● **SET EXERCISE**:
Format the data from the line containing "Patent image size: (1427, 1020)." through the line containing "The input 11 is at (145, 452)." as a two-column CSV with columns "prompt" and "placement". Give one row per item, put its text and its answer each in a single quoted field, and replace line breaks with spaces.

Saved entries
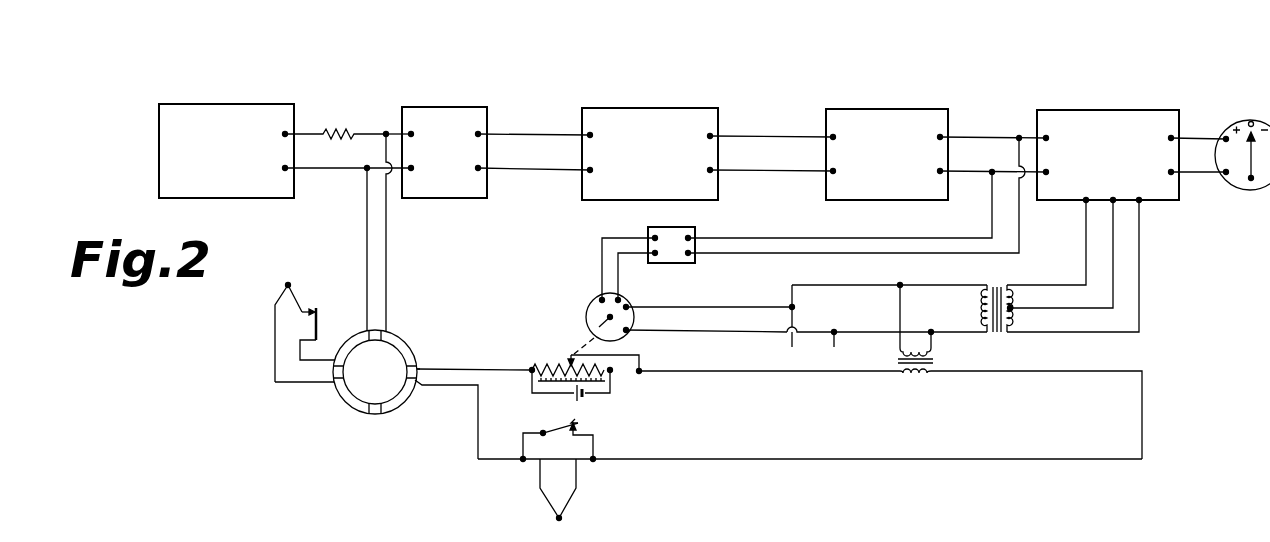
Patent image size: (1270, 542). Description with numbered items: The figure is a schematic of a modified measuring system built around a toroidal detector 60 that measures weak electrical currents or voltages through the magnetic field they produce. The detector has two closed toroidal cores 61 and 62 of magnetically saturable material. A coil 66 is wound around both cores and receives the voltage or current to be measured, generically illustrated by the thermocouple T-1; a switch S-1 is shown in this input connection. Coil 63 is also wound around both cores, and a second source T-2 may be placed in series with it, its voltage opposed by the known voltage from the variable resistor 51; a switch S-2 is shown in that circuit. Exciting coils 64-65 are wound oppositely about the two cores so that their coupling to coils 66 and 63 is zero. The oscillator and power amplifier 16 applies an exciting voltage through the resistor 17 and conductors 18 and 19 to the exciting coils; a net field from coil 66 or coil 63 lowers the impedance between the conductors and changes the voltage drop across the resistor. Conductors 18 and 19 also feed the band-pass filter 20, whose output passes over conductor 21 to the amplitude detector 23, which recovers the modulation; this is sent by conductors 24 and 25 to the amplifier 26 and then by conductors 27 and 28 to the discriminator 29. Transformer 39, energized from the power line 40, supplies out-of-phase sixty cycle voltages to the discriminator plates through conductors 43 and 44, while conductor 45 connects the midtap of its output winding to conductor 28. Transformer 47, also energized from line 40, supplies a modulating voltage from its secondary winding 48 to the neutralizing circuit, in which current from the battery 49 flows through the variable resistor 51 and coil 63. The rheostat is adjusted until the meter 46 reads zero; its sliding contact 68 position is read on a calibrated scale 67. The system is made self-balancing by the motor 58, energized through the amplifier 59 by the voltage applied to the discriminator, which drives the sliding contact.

The oscillator and power amplifier 16 is at (232, 104).
The resistor 17 is at (345, 128).
The conductor 18 is at (390, 207).
The conductor 19 is at (367, 206).
The filter 20 is at (438, 107).
The conductor 21 is at (512, 130).
The amplitude detector 23 is at (651, 108).
The conductor 24 is at (543, 172).
The conductor 25 is at (781, 173).
The amplifier 26 is at (887, 109).
The conductor 27 is at (977, 137).
The conductor 28 is at (978, 174).
The discriminator 29 is at (1084, 110).
The transformer 39 is at (997, 293).
The power line 40 is at (833, 347).
The conductor 43 is at (1140, 222).
The conductor 44 is at (1082, 213).
The conductor 45 is at (1101, 312).
The meter 46 is at (1240, 119).
The transformer 47 is at (935, 362).
The secondary winding 48 is at (924, 378).
The battery 49 is at (584, 398).
The variable resistor 51 is at (535, 363).
The motor 58 is at (589, 309).
The amplifier 59 is at (685, 229).
The toroidal detector 60 is at (362, 432).
The toroidal core 61 is at (413, 349).
The toroidal core 62 is at (386, 409).
The coil 63 is at (412, 385).
The coils 64-65 is at (388, 330).
The coil 66 is at (336, 384).
The scale 67 is at (611, 383).
The sliding contact 68 is at (570, 359).
The switch S-1 is at (320, 321).
The switch S-2 is at (553, 428).
The thermocouple T-1 is at (286, 288).
The source of voltage T-2 is at (566, 512).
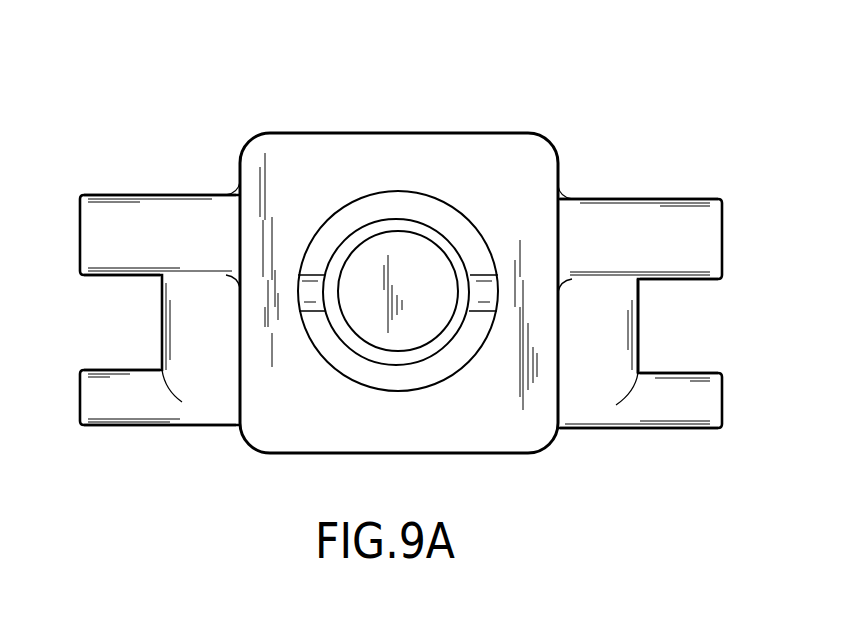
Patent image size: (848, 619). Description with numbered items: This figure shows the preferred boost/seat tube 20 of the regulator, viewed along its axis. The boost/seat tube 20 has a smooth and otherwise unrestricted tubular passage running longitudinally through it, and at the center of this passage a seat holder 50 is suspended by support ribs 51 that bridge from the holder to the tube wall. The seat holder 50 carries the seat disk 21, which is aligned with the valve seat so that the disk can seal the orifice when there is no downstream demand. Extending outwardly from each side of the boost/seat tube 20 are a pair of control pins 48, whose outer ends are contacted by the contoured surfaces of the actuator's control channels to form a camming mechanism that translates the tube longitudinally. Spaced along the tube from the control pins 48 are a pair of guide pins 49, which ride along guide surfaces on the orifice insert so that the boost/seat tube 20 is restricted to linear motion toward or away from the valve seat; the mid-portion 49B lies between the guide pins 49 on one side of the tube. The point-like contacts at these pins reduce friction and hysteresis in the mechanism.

The boost/seat tube 20 is at (333, 112).
The seat disk 21 is at (412, 266).
The control pins 48 is at (145, 223).
The guide pins 49 is at (167, 428).
The mid-portion 49B is at (640, 330).
The seat holder 50 is at (453, 325).
The support ribs 51 is at (313, 297).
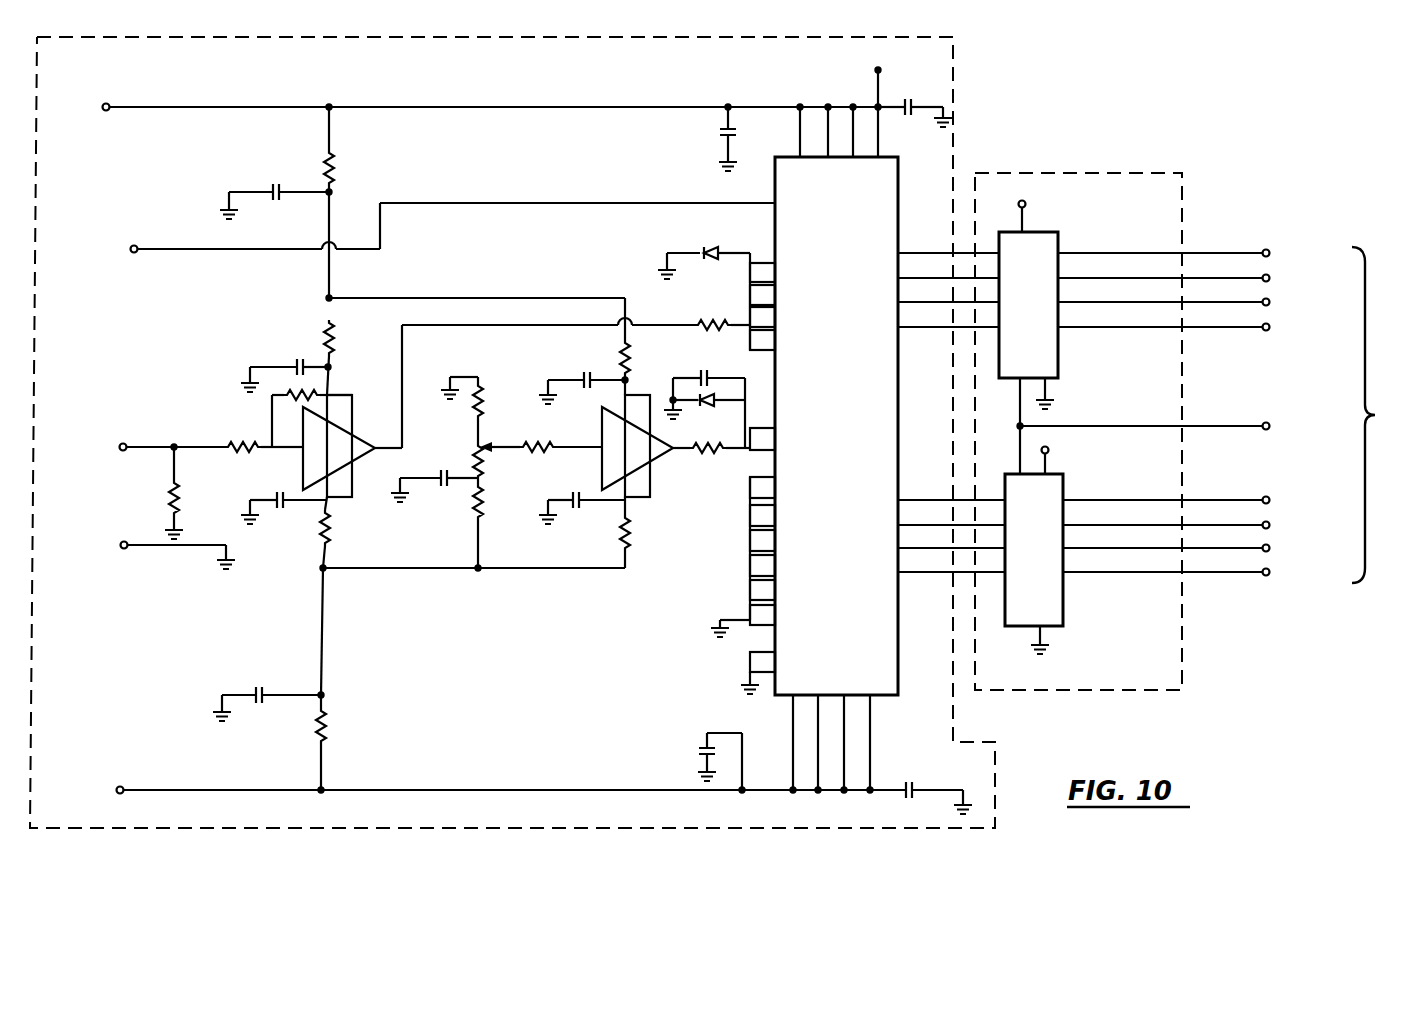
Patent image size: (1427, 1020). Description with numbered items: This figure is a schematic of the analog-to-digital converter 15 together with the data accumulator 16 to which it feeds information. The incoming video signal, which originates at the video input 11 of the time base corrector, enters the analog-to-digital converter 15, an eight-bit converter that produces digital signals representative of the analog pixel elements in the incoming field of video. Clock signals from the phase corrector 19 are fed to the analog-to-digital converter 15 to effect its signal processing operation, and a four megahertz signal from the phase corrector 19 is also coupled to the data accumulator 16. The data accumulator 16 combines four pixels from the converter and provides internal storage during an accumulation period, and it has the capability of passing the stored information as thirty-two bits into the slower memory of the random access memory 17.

The analog-to-digital converter 15 is at (604, 37).
The data accumulator 16 is at (1185, 190).
The random access memory 17 is at (1386, 415).
The phase corrector 19 is at (703, 346).
The input 11 is at (145, 452).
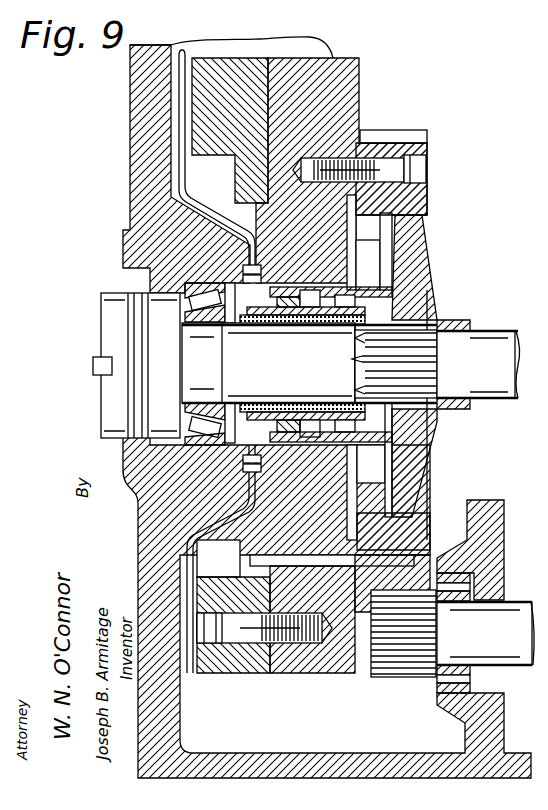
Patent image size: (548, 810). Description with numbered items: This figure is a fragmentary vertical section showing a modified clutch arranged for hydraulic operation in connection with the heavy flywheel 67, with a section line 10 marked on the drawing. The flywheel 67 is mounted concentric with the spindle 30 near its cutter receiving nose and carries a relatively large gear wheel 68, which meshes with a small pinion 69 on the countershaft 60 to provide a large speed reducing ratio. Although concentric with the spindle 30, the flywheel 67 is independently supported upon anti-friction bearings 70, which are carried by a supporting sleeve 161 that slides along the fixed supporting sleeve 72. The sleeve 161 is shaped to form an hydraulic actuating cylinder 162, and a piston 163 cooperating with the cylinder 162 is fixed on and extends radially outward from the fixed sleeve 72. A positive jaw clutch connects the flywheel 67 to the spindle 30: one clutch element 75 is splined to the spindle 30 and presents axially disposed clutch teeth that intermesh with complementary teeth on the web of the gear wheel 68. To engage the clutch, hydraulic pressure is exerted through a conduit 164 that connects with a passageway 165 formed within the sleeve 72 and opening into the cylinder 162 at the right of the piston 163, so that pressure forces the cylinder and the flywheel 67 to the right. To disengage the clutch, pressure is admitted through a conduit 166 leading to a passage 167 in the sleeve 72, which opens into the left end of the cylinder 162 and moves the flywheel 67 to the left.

The section line indicator 10 is at (410, 213).
The spindle 30 is at (108, 328).
The countershaft 60 is at (514, 601).
The flywheel 67 is at (359, 88).
The gear wheel 68 is at (378, 133).
The pinion 69 is at (401, 679).
The anti-friction bearings 70 is at (294, 290).
The supporting sleeve 72 is at (286, 330).
The clutch element 75 is at (425, 450).
The supporting sleeve 161 is at (338, 432).
The hydraulic actuating cylinder 162 is at (330, 286).
The piston 163 is at (336, 425).
The conduit 164 is at (204, 204).
The passageway 165 is at (246, 284).
The conduit 166 is at (192, 675).
The passage 167 is at (296, 420).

● **FINAL ANSWER**:
prompt,placement
"Patent image size: (1427, 1020). Description with numbered items: This figure is a schematic of the analog-to-digital converter 15 together with the data accumulator 16 to which it feeds information. The incoming video signal, which originates at the video input 11 of the time base corrector, enters the analog-to-digital converter 15, an eight-bit converter that produces digital signals representative of the analog pixel elements in the incoming field of video. Clock signals from the phase corrector 19 are fed to the analog-to-digital converter 15 to effect its signal processing operation, and a four megahertz signal from the phase corrector 19 is also coupled to the data accumulator 16. The data accumulator 16 combines four pixels from the converter and provides internal storage during an accumulation period, and it has the capability of passing the stored information as thirty-two bits into the slower memory of the random access memory 17.","The analog-to-digital converter 15 is at (604, 37). The data accumulator 16 is at (1185, 190). The random access memory 17 is at (1386, 415). The phase corrector 19 is at (703, 346). The input 11 is at (145, 452)."